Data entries

-=-=-

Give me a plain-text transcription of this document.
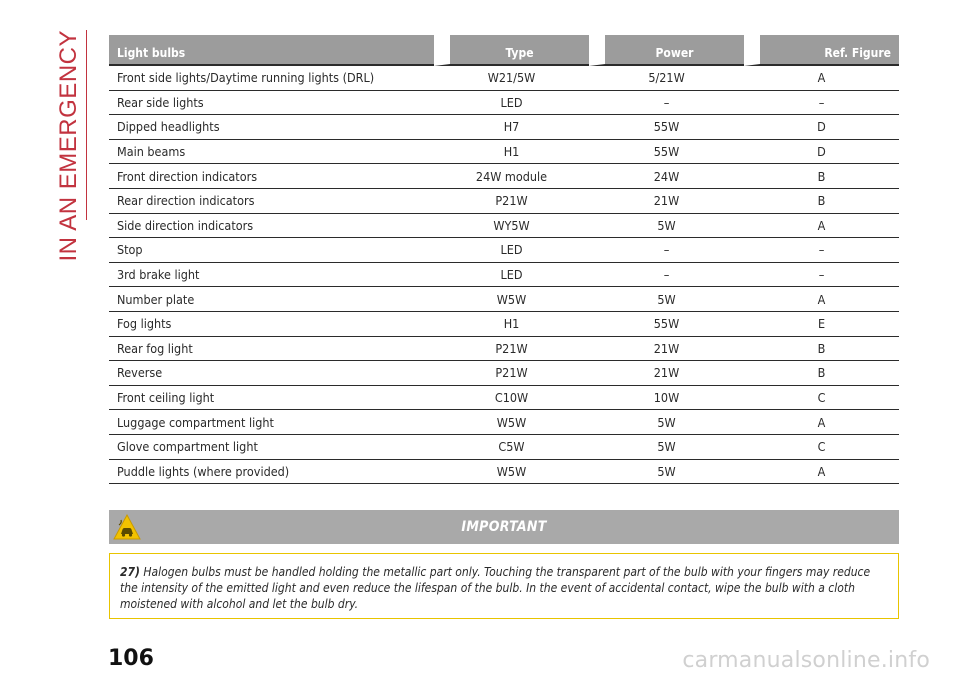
IN AN EMERGENCY	Light bulbs	Type	Power	Ref. Figure
Front side lights/Daytime running lights (DRL)	W21/5W	5/21W	A
Rear side lights	LED	–	–
Dipped headlights	H7	55W	D
Main beams	H1	55W	D
Front direction indicators	24W module	24W	B
Rear direction indicators	P21W	21W	B
Side direction indicators	WY5W	5W	A
Stop	LED	–	–
3rd brake light	LED	–	–
Number plate	W5W	5W	A
Fog lights	H1	55W	E
Rear fog light	P21W	21W	B
Reverse	P21W	21W	B
Front ceiling light	C10W	10W	C
Luggage compartment light	W5W	5W	A
Glove compartment light	C5W	5W	C
Puddle lights (where provided)	W5W	5W	A
IMPORTANT
27) Halogen bulbs must be handled holding the metallic part only. Touching the transparent part of the bulb with your fingers may reduce the intensity of the emitted light and even reduce the lifespan of the bulb. In the event of accidental contact, wipe the bulb with a cloth moistened with alcohol and let the bulb dry.
106	carmanualsonline.info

-=-=-

▶ **Task to carry out**:
Copy the listing in full and without alteration, omitting every picture.

▶ **Correct answer**:
Give me a plain-text transcription of this document.
IN AN EMERGENCY	Light bulbs	Type	Power	Ref. Figure
Front side lights/Daytime running lights (DRL)	W21/5W	5/21W	A
Rear side lights	LED	–	–
Dipped headlights	H7	55W	D
Main beams	H1	55W	D
Front direction indicators	24W module	24W	B
Rear direction indicators	P21W	21W	B
Side direction indicators	WY5W	5W	A
Stop	LED	–	–
3rd brake light	LED	–	–
Number plate	W5W	5W	A
Fog lights	H1	55W	E
Rear fog light	P21W	21W	B
Reverse	P21W	21W	B
Front ceiling light	C10W	10W	C
Luggage compartment light	W5W	5W	A
Glove compartment light	C5W	5W	C
Puddle lights (where provided)	W5W	5W	A
IMPORTANT
27) Halogen bulbs must be handled holding the metallic part only. Touching the transparent part of the bulb with your fingers may reduce the intensity of the emitted light and even reduce the lifespan of the bulb. In the event of accidental contact, wipe the bulb with a cloth moistened with alcohol and let the bulb dry.
106	carmanualsonline.info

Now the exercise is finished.